■ WHAT NEEDS TO BE DONE
How many lines hold the string "image"? Give only the number.

---+---

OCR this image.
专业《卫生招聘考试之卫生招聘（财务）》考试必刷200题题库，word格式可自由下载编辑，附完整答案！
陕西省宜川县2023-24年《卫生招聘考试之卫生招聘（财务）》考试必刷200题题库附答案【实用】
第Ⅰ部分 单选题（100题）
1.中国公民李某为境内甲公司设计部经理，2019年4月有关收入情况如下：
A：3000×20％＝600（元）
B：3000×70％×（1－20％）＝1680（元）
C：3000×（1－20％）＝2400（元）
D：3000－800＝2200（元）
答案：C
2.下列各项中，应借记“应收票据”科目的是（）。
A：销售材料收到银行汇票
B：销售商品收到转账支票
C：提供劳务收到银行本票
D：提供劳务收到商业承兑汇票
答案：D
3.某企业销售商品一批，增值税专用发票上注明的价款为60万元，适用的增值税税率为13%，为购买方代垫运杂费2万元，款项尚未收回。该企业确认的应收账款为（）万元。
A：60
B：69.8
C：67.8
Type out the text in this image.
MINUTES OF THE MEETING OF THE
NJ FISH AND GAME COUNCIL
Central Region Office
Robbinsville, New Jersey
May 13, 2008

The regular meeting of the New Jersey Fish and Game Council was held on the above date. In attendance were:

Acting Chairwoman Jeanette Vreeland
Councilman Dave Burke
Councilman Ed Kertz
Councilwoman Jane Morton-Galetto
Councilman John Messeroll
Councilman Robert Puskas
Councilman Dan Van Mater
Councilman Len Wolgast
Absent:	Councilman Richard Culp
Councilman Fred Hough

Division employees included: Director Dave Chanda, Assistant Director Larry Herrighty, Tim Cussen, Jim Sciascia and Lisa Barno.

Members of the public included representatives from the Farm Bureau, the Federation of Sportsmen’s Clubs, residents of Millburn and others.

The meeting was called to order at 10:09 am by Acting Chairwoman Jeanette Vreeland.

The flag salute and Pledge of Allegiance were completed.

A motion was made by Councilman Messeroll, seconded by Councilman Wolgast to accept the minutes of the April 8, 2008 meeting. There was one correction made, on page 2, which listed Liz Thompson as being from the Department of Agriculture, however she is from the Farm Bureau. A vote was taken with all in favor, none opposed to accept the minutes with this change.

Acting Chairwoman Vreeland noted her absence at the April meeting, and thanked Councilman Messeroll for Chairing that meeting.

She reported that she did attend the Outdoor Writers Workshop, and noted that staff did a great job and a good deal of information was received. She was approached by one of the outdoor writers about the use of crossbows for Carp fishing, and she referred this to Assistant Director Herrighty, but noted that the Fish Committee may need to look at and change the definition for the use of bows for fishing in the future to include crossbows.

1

---+---

■ OUTPUT OF THE TASK
2